Go through the records and give each one again exactly.

[Stored dataset items]
···

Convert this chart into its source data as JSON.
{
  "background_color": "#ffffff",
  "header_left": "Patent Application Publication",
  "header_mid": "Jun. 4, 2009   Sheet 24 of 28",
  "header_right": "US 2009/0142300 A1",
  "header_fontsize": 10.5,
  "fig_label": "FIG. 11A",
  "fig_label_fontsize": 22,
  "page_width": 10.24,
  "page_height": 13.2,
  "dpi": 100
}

···

Solution to this exercise >>
Convert this chart into its source data as JSON.
{
  "background_color": "#ffffff",
  "header_left": "Patent Application Publication",
  "header_mid": "Jun. 4, 2009   Sheet 24 of 28",
  "header_right": "US 2009/0142300 A1",
  "header_fontsize": 10.5,
  "fig_label": "FIG. 11A",
  "fig_label_fontsize": 22,
  "page_width": 10.24,
  "page_height": 13.2,
  "dpi": 100
}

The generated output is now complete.